**Task instructions**
The material below should be written out in full and exactly; pictures stay out of the copy.

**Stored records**
════════════════════

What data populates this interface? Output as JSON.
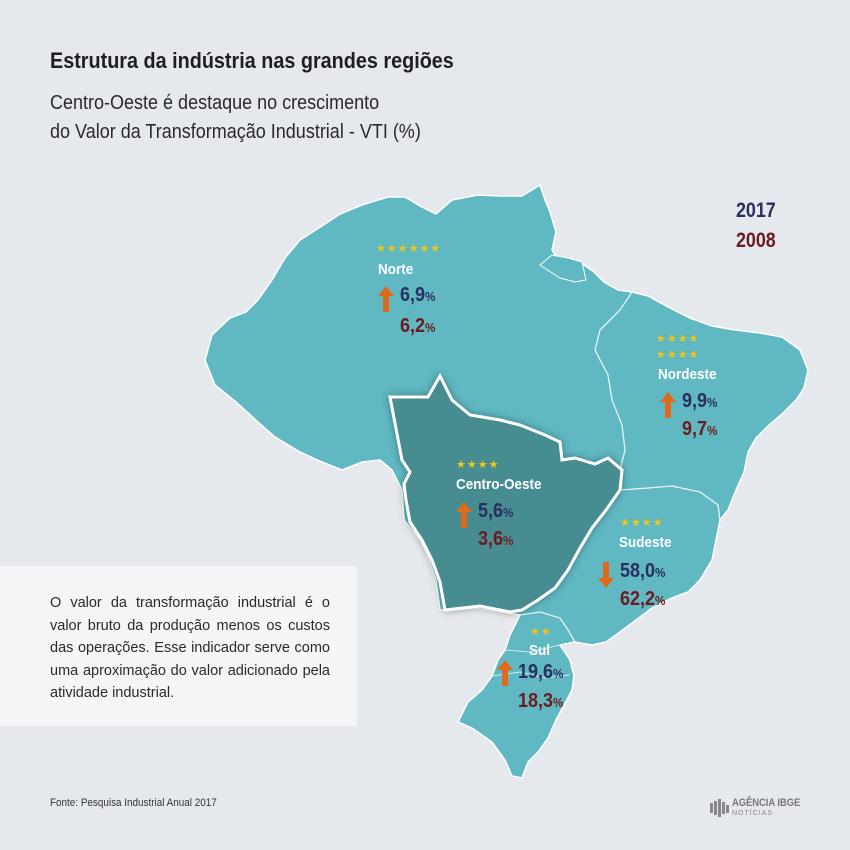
{
  "header": {
    "title": "Estrutura da indústria nas grandes regiões",
    "subtitle_line1": "Centro-Oeste é destaque no crescimento",
    "subtitle_line2": "do Valor da Transformação Industrial - VTI (%)"
  },
  "legend": {
    "year_2017": "2017",
    "year_2008": "2008",
    "color_2017": "#2a2e60",
    "color_2008": "#6d1b1e"
  },
  "colors": {
    "map_fill": "#5fb8c2",
    "centro_oeste_fill": "#468c91",
    "border": "#ffffff",
    "arrow": "#e06a1b",
    "star": "#f2c811"
  },
  "regions": {
    "norte": {
      "name": "Norte",
      "stars": "★★★★★★",
      "value_2017": "6,9",
      "value_2008": "6,2",
      "unit": "%",
      "trend": "up"
    },
    "nordeste": {
      "name": "Nordeste",
      "stars_line1": "★★★★",
      "stars_line2": "★★★★",
      "value_2017": "9,9",
      "value_2008": "9,7",
      "unit": "%",
      "trend": "up"
    },
    "centro_oeste": {
      "name": "Centro-Oeste",
      "stars": "★★★★",
      "value_2017": "5,6",
      "value_2008": "3,6",
      "unit": "%",
      "trend": "up"
    },
    "sudeste": {
      "name": "Sudeste",
      "stars": "★★★★",
      "value_2017": "58,0",
      "value_2008": "62,2",
      "unit": "%",
      "trend": "down"
    },
    "sul": {
      "name": "Sul",
      "stars": "★★",
      "value_2017": "19,6",
      "value_2008": "18,3",
      "unit": "%",
      "trend": "up"
    }
  },
  "note": {
    "text": "O valor da transformação industrial  é o valor bruto da produção menos os custos das operações. Esse indicador serve como uma aproximação do valor adicionado pela atividade industrial."
  },
  "footer": {
    "source": "Fonte: Pesquisa Industrial Anual 2017",
    "logo_name": "AGÊNCIA IBGE",
    "logo_sub": "NOTÍCIAS"
  }
}
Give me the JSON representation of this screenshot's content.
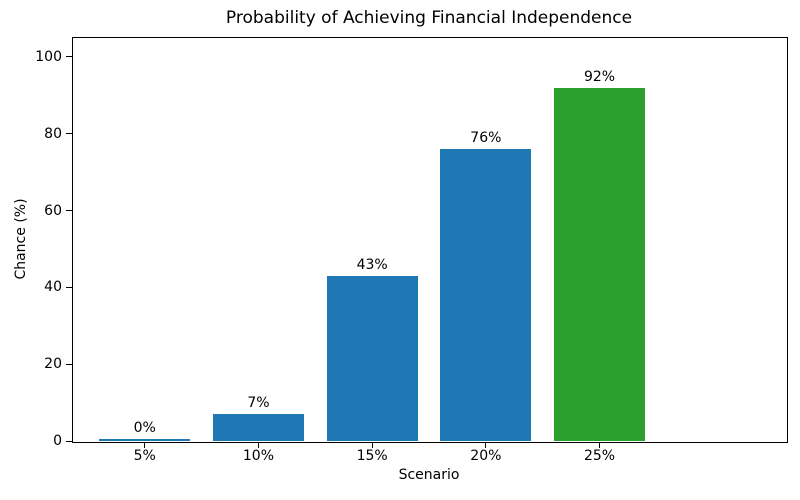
{
  "chart_data": {
    "type": "bar",
    "title": "Probability of Achieving Financial Independence",
    "xlabel": "Scenario",
    "ylabel": "Chance (%)",
    "categories": [
      "5%",
      "10%",
      "15%",
      "20%",
      "25%"
    ],
    "values": [
      0,
      7,
      43,
      76,
      92
    ],
    "value_labels": [
      "0%",
      "7%",
      "43%",
      "76%",
      "92%"
    ],
    "bar_colors": [
      "#1f77b4",
      "#1f77b4",
      "#1f77b4",
      "#1f77b4",
      "#2ca02c"
    ],
    "yticks": [
      0,
      20,
      40,
      60,
      80,
      100
    ],
    "ylim": [
      0,
      105.2
    ],
    "grid": false,
    "legend": null,
    "axis_color": "#000000",
    "background_color": "#ffffff"
  }
}
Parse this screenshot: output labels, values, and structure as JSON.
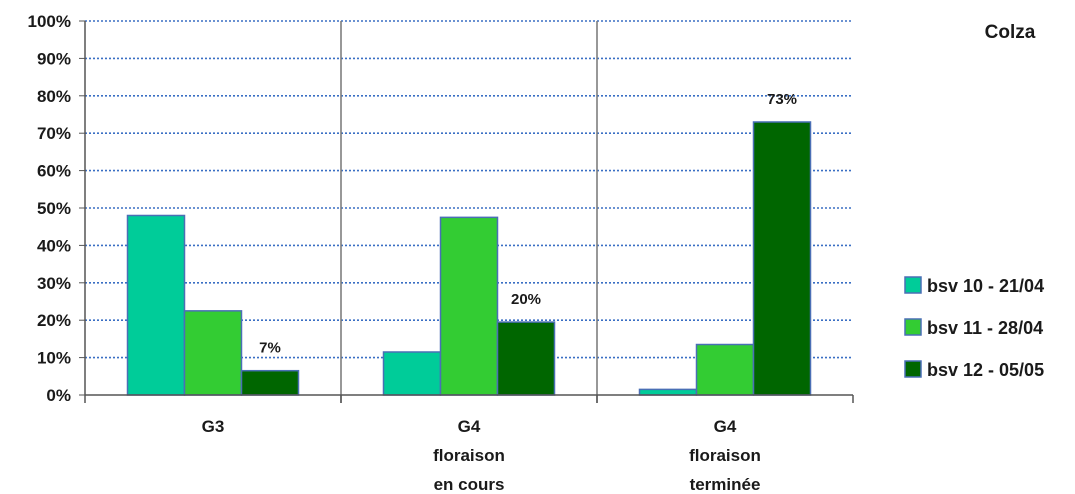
{
  "chart_data": {
    "type": "bar",
    "title": "Colza",
    "xlabel": "",
    "ylabel": "",
    "ylim": [
      0,
      100
    ],
    "yticks": [
      "0%",
      "10%",
      "20%",
      "30%",
      "40%",
      "50%",
      "60%",
      "70%",
      "80%",
      "90%",
      "100%"
    ],
    "grid": true,
    "legend_position": "right",
    "categories": [
      [
        "G3"
      ],
      [
        "G4",
        "floraison",
        "en cours"
      ],
      [
        "G4",
        "floraison",
        "terminée"
      ]
    ],
    "series": [
      {
        "name": "bsv 10 - 21/04",
        "color": "#00cc99",
        "values": [
          48,
          11.5,
          1.5
        ]
      },
      {
        "name": "bsv 11 - 28/04",
        "color": "#33cc33",
        "values": [
          22.5,
          47.5,
          13.5
        ]
      },
      {
        "name": "bsv 12 - 05/05",
        "color": "#006600",
        "values": [
          6.5,
          19.5,
          73
        ]
      }
    ],
    "data_labels": [
      {
        "series": 2,
        "category": 0,
        "text": "7%"
      },
      {
        "series": 2,
        "category": 1,
        "text": "20%"
      },
      {
        "series": 2,
        "category": 2,
        "text": "73%"
      }
    ]
  }
}
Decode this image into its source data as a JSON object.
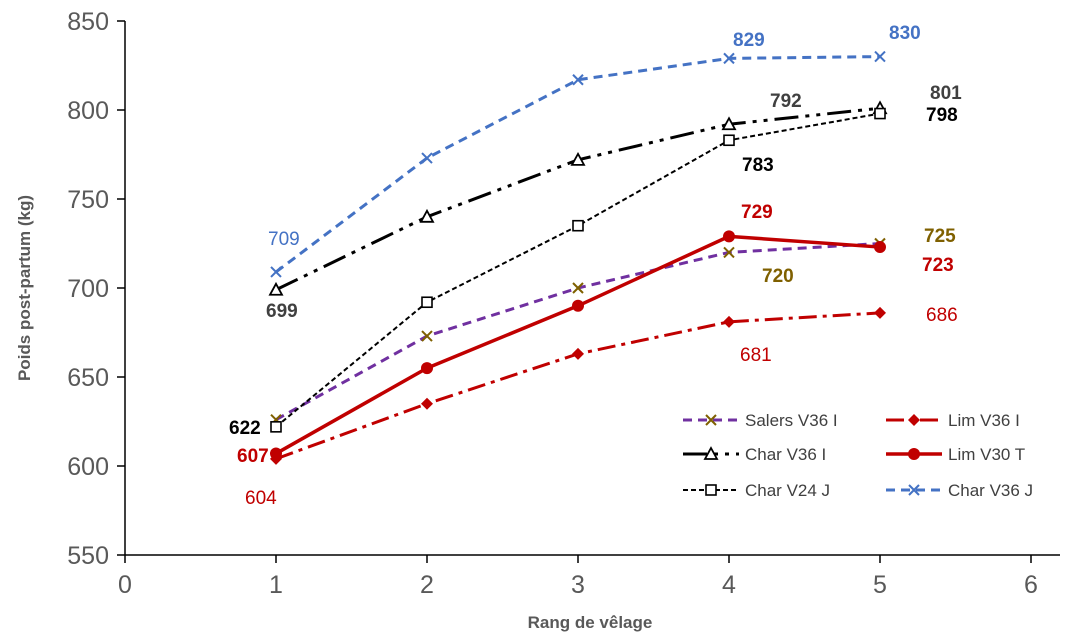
{
  "chart_data": {
    "type": "line",
    "xlabel": "Rang de vêlage",
    "ylabel": "Poids post-partum (kg)",
    "xlim": [
      0,
      6
    ],
    "ylim": [
      550,
      850
    ],
    "x_ticks": [
      "0",
      "1",
      "2",
      "3",
      "4",
      "5",
      "6"
    ],
    "y_ticks": [
      "550",
      "600",
      "650",
      "700",
      "750",
      "800",
      "850"
    ],
    "grid": false,
    "legend_position": "bottom-right",
    "x": [
      1,
      2,
      3,
      4,
      5
    ],
    "series": [
      {
        "name": "Salers V36 I",
        "values": [
          626,
          673,
          700,
          720,
          725
        ],
        "color": "#7030A0",
        "marker_color": "#7F6000",
        "marker": "x",
        "dash": "dash",
        "width": 3
      },
      {
        "name": "Lim V36 I",
        "values": [
          604,
          635,
          663,
          681,
          686
        ],
        "color": "#C00000",
        "marker_color": "#C00000",
        "marker": "diamond",
        "dash": "dashdot",
        "width": 3
      },
      {
        "name": "Char V36 I",
        "values": [
          699,
          740,
          772,
          792,
          801
        ],
        "color": "#000000",
        "marker_color": "#000000",
        "marker": "triangle",
        "dash": "longdashdotdot",
        "width": 3
      },
      {
        "name": "Lim V30 T",
        "values": [
          607,
          655,
          690,
          729,
          723
        ],
        "color": "#C00000",
        "marker_color": "#C00000",
        "marker": "circle",
        "dash": "solid",
        "width": 3.5
      },
      {
        "name": "Char V24 J",
        "values": [
          622,
          692,
          735,
          783,
          798
        ],
        "color": "#000000",
        "marker_color": "#000000",
        "marker": "square",
        "dash": "shortdash",
        "width": 2
      },
      {
        "name": "Char V36 J",
        "values": [
          709,
          773,
          817,
          829,
          830
        ],
        "color": "#4472C4",
        "marker_color": "#4472C4",
        "marker": "x",
        "dash": "dash",
        "width": 3
      }
    ],
    "data_labels": [
      {
        "text": "709",
        "color": "#4472C4",
        "bold": false
      },
      {
        "text": "829",
        "color": "#4472C4",
        "bold": true
      },
      {
        "text": "830",
        "color": "#4472C4",
        "bold": true
      },
      {
        "text": "699",
        "color": "#404040",
        "bold": true
      },
      {
        "text": "792",
        "color": "#404040",
        "bold": true
      },
      {
        "text": "801",
        "color": "#404040",
        "bold": true
      },
      {
        "text": "798",
        "color": "#000000",
        "bold": true
      },
      {
        "text": "783",
        "color": "#000000",
        "bold": true
      },
      {
        "text": "622",
        "color": "#000000",
        "bold": true
      },
      {
        "text": "729",
        "color": "#C00000",
        "bold": true
      },
      {
        "text": "725",
        "color": "#7F6000",
        "bold": true
      },
      {
        "text": "720",
        "color": "#7F6000",
        "bold": true
      },
      {
        "text": "723",
        "color": "#C00000",
        "bold": true
      },
      {
        "text": "686",
        "color": "#C00000",
        "bold": false
      },
      {
        "text": "681",
        "color": "#C00000",
        "bold": false
      },
      {
        "text": "607",
        "color": "#C00000",
        "bold": true
      },
      {
        "text": "604",
        "color": "#C00000",
        "bold": false
      }
    ]
  }
}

════════════════════

**Solved exercise**
What data populates this interface? Output as JSON.
{
  "header": {
    "title": "Estrutura da indústria nas grandes regiões",
    "subtitle_line1": "Centro-Oeste é destaque no crescimento",
    "subtitle_line2": "do Valor da Transformação Industrial - VTI (%)"
  },
  "legend": {
    "year_2017": "2017",
    "year_2008": "2008",
    "color_2017": "#2a2e60",
    "color_2008": "#6d1b1e"
  },
  "colors": {
    "map_fill": "#5fb8c2",
    "centro_oeste_fill": "#468c91",
    "border": "#ffffff",
    "arrow": "#e06a1b",
    "star": "#f2c811"
  },
  "regions": {
    "norte": {
      "name": "Norte",
      "stars": "★★★★★★",
      "value_2017": "6,9",
      "value_2008": "6,2",
      "unit": "%",
      "trend": "up"
    },
    "nordeste": {
      "name": "Nordeste",
      "stars_line1": "★★★★",
      "stars_line2": "★★★★",
      "value_2017": "9,9",
      "value_2008": "9,7",
      "unit": "%",
      "trend": "up"
    },
    "centro_oeste": {
      "name": "Centro-Oeste",
      "stars": "★★★★",
      "value_2017": "5,6",
      "value_2008": "3,6",
      "unit": "%",
      "trend": "up"
    },
    "sudeste": {
      "name": "Sudeste",
      "stars": "★★★★",
      "value_2017": "58,0",
      "value_2008": "62,2",
      "unit": "%",
      "trend": "down"
    },
    "sul": {
      "name": "Sul",
      "stars": "★★",
      "value_2017": "19,6",
      "value_2008": "18,3",
      "unit": "%",
      "trend": "up"
    }
  },
  "note": {
    "text": "O valor da transformação industrial  é o valor bruto da produção menos os custos das operações. Esse indicador serve como uma aproximação do valor adicionado pela atividade industrial."
  },
  "footer": {
    "source": "Fonte: Pesquisa Industrial Anual 2017",
    "logo_name": "AGÊNCIA IBGE",
    "logo_sub": "NOTÍCIAS"
  }
}
Give me the JSON representation of this screenshot's content.
{
  "chart_data": {
    "type": "bar",
    "title": "Probability of Achieving Financial Independence",
    "xlabel": "Scenario",
    "ylabel": "Chance (%)",
    "categories": [
      "5%",
      "10%",
      "15%",
      "20%",
      "25%"
    ],
    "values": [
      0,
      7,
      43,
      76,
      92
    ],
    "value_labels": [
      "0%",
      "7%",
      "43%",
      "76%",
      "92%"
    ],
    "bar_colors": [
      "#1f77b4",
      "#1f77b4",
      "#1f77b4",
      "#1f77b4",
      "#2ca02c"
    ],
    "yticks": [
      0,
      20,
      40,
      60,
      80,
      100
    ],
    "ylim": [
      0,
      105.2
    ],
    "grid": false,
    "legend": null,
    "axis_color": "#000000",
    "background_color": "#ffffff"
  }
}
Parse this screenshot: output labels, values, and structure as JSON.
{
  "chart_data": {
    "type": "bar",
    "title": "Colza",
    "xlabel": "",
    "ylabel": "",
    "ylim": [
      0,
      100
    ],
    "yticks": [
      "0%",
      "10%",
      "20%",
      "30%",
      "40%",
      "50%",
      "60%",
      "70%",
      "80%",
      "90%",
      "100%"
    ],
    "grid": true,
    "legend_position": "right",
    "categories": [
      [
        "G3"
      ],
      [
        "G4",
        "floraison",
        "en cours"
      ],
      [
        "G4",
        "floraison",
        "terminée"
      ]
    ],
    "series": [
      {
        "name": "bsv 10 - 21/04",
        "color": "#00cc99",
        "values": [
          48,
          11.5,
          1.5
        ]
      },
      {
        "name": "bsv 11 - 28/04",
        "color": "#33cc33",
        "values": [
          22.5,
          47.5,
          13.5
        ]
      },
      {
        "name": "bsv 12 - 05/05",
        "color": "#006600",
        "values": [
          6.5,
          19.5,
          73
        ]
      }
    ],
    "data_labels": [
      {
        "series": 2,
        "category": 0,
        "text": "7%"
      },
      {
        "series": 2,
        "category": 1,
        "text": "20%"
      },
      {
        "series": 2,
        "category": 2,
        "text": "73%"
      }
    ]
  }
}
Decode this image into its source data as a JSON object.
{
  "chart_data": {
    "type": "line",
    "xlabel": "Rang de vêlage",
    "ylabel": "Poids post-partum (kg)",
    "xlim": [
      0,
      6
    ],
    "ylim": [
      550,
      850
    ],
    "x_ticks": [
      "0",
      "1",
      "2",
      "3",
      "4",
      "5",
      "6"
    ],
    "y_ticks": [
      "550",
      "600",
      "650",
      "700",
      "750",
      "800",
      "850"
    ],
    "grid": false,
    "legend_position": "bottom-right",
    "x": [
      1,
      2,
      3,
      4,
      5
    ],
    "series": [
      {
        "name": "Salers V36 I",
        "values": [
          626,
          673,
          700,
          720,
          725
        ],
        "color": "#7030A0",
        "marker_color": "#7F6000",
        "marker": "x",
        "dash": "dash",
        "width": 3
      },
      {
        "name": "Lim V36 I",
        "values": [
          604,
          635,
          663,
          681,
          686
        ],
        "color": "#C00000",
        "marker_color": "#C00000",
        "marker": "diamond",
        "dash": "dashdot",
        "width": 3
      },
      {
        "name": "Char V36 I",
        "values": [
          699,
          740,
          772,
          792,
          801
        ],
        "color": "#000000",
        "marker_color": "#000000",
        "marker": "triangle",
        "dash": "longdashdotdot",
        "width": 3
      },
      {
        "name": "Lim V30 T",
        "values": [
          607,
          655,
          690,
          729,
          723
        ],
        "color": "#C00000",
        "marker_color": "#C00000",
        "marker": "circle",
        "dash": "solid",
        "width": 3.5
      },
      {
        "name": "Char V24 J",
        "values": [
          622,
          692,
          735,
          783,
          798
        ],
        "color": "#000000",
        "marker_color": "#000000",
        "marker": "square",
        "dash": "shortdash",
        "width": 2
      },
      {
        "name": "Char V36 J",
        "values": [
          709,
          773,
          817,
          829,
          830
        ],
        "color": "#4472C4",
        "marker_color": "#4472C4",
        "marker": "x",
        "dash": "dash",
        "width": 3
      }
    ],
    "data_labels": [
      {
        "text": "709",
        "color": "#4472C4",
        "bold": false
      },
      {
        "text": "829",
        "color": "#4472C4",
        "bold": true
      },
      {
        "text": "830",
        "color": "#4472C4",
        "bold": true
      },
      {
        "text": "699",
        "color": "#404040",
        "bold": true
      },
      {
        "text": "792",
        "color": "#404040",
        "bold": true
      },
      {
        "text": "801",
        "color": "#404040",
        "bold": true
      },
      {
        "text": "798",
        "color": "#000000",
        "bold": true
      },
      {
        "text": "783",
        "color": "#000000",
        "bold": true
      },
      {
        "text": "622",
        "color": "#000000",
        "bold": true
      },
      {
        "text": "729",
        "color": "#C00000",
        "bold": true
      },
      {
        "text": "725",
        "color": "#7F6000",
        "bold": true
      },
      {
        "text": "720",
        "color": "#7F6000",
        "bold": true
      },
      {
        "text": "723",
        "color": "#C00000",
        "bold": true
      },
      {
        "text": "686",
        "color": "#C00000",
        "bold": false
      },
      {
        "text": "681",
        "color": "#C00000",
        "bold": false
      },
      {
        "text": "607",
        "color": "#C00000",
        "bold": true
      },
      {
        "text": "604",
        "color": "#C00000",
        "bold": false
      }
    ]
  }
}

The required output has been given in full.